De olho no futuro

O bom governante não é aquele que pensa no hoje e na solução imediatista dos problemas. Não! O administrador/gestor da coisa pública tem que ir além, olhar em direção ao futuro, em como preparar a cidade para as novas gerações. Os que assim pensam fazem do presente um instrumento para abrir caminhos aos novos tempos.

Embora o Censo Demográfico do IBGE tenha reduzido a população em quase 10 mil pessoas, e o fez também em milhares de municípios brasileiros, o crescimento populacional em Mairiporã é visível, e em boa medida deve ser creditado ao desenvolvimento econômico da cidade, ao aumento nas oportunidades e ofertas de emprego, à manutenção da qualidade de vida, às melhorias na infraestrutura e ao desenvolvimento urbano experimentado nos últimos dois anos e meio.

Em curto espaço de tempo, o prefeito Aladim, que assumiu em janeiro de 2021, fez com que a cidade avançasse de forma nunca antes vista, alavancando o seu desenvolvimento, e para tanto ampliou a legislação focada na economia, com mecanismos propícios à vinda de novas empresas e, com isso, gerar mais empregos e renda.

Um passo importante, na última semana, foi a participação de Aladim no encontro com o governador do Estado, juntamente com outros 38 prefeitos da Região Metropolitana, que marcou a retomada do Conselho da Região Metropolitana de São Paulo e, por conseguinte, do PDUI (Plano de Desenvolvimento Urbano Integrado), que contém as diretrizes para o crescimento planejado e sustentável das 39 cidades, com destaque para zoneamento, ocupação do território e obras interurbanas.

INFORMAÇÕES FORNECIDAS:

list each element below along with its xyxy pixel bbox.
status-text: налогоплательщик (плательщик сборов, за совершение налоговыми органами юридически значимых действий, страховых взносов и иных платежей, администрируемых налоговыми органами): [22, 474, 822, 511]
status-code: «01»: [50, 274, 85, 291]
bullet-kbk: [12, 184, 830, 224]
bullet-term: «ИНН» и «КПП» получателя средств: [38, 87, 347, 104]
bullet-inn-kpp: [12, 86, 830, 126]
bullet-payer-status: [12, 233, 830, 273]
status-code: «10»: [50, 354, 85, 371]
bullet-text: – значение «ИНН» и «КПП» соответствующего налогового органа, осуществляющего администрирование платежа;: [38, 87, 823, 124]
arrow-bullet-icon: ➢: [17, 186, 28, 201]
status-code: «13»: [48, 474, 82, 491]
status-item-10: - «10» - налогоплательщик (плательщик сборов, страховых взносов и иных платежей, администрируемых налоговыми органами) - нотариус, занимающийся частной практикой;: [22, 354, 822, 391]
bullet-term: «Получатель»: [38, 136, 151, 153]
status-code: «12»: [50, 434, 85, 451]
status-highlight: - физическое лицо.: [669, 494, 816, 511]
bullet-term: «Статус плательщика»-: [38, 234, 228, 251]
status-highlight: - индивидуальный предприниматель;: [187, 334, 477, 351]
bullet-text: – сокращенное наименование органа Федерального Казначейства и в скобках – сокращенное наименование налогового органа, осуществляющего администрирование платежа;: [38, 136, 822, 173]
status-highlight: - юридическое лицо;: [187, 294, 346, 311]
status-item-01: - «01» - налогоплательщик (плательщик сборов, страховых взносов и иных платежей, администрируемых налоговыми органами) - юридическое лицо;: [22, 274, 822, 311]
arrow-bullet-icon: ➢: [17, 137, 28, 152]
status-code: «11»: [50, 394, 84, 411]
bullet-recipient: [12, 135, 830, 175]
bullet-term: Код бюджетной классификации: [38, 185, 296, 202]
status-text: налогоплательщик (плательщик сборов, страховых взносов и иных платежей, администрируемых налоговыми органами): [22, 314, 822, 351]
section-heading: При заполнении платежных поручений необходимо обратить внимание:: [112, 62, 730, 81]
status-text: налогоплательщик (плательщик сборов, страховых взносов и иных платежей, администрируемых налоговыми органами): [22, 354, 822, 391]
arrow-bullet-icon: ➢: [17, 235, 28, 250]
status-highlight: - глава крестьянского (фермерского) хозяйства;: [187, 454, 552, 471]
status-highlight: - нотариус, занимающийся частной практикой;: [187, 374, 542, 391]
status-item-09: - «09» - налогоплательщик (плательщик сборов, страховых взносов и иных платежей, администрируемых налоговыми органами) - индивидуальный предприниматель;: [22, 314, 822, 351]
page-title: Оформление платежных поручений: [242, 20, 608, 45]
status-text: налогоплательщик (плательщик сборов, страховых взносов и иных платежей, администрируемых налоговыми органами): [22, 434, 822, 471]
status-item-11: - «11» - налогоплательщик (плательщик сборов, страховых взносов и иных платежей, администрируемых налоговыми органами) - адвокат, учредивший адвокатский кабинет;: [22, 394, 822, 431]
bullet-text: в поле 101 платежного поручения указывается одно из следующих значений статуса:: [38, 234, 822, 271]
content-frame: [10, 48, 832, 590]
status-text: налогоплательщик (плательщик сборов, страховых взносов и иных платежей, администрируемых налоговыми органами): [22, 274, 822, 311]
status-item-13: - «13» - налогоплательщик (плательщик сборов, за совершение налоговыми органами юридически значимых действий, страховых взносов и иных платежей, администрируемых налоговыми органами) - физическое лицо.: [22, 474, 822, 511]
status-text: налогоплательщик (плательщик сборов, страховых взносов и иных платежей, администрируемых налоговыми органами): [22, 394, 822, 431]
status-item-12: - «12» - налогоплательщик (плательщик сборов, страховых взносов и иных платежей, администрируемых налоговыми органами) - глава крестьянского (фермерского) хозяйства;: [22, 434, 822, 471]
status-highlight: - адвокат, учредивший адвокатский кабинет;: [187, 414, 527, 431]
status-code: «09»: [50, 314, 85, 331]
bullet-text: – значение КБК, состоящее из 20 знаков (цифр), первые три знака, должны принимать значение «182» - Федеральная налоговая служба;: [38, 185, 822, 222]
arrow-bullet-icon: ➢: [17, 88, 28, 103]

TRABALHO SOLICITADO:
Prossiga o texto sobre o desenvolvimento de Mairiporã a partir do ponto em que ele termina. Os itens provêm de outra fonte.

RESPOSTA DESTA TAREFA:
E Aladim está focado principalmente na questão que envolve a ocupação do território, pois pretende trazer novas indústrias ao já crescente Parque Industrial de Terra Preta. Segundo revelou, tem conversas adiantadas com duas empresas chinesas que pretendem se instalar no Brasil.

Sem esquecer de outras áreas, como Saúde, que segue recebendo investimentos, saneamento básico, educação e mobilidade urbana, o prefeito assumiu o compromisso de preparar Mairiporã para ser uma geradora de empregos e com isso fomentar a economia como um todo.

Com 40 anos de atraso, quando políticos passaram pelo Palácio Tibiriçá sem a condição precípua de ser administrador, a população se vê recompensada por um gestor preocupado com pessoas, com o social e, finalmente, alguém que pensa mais longe.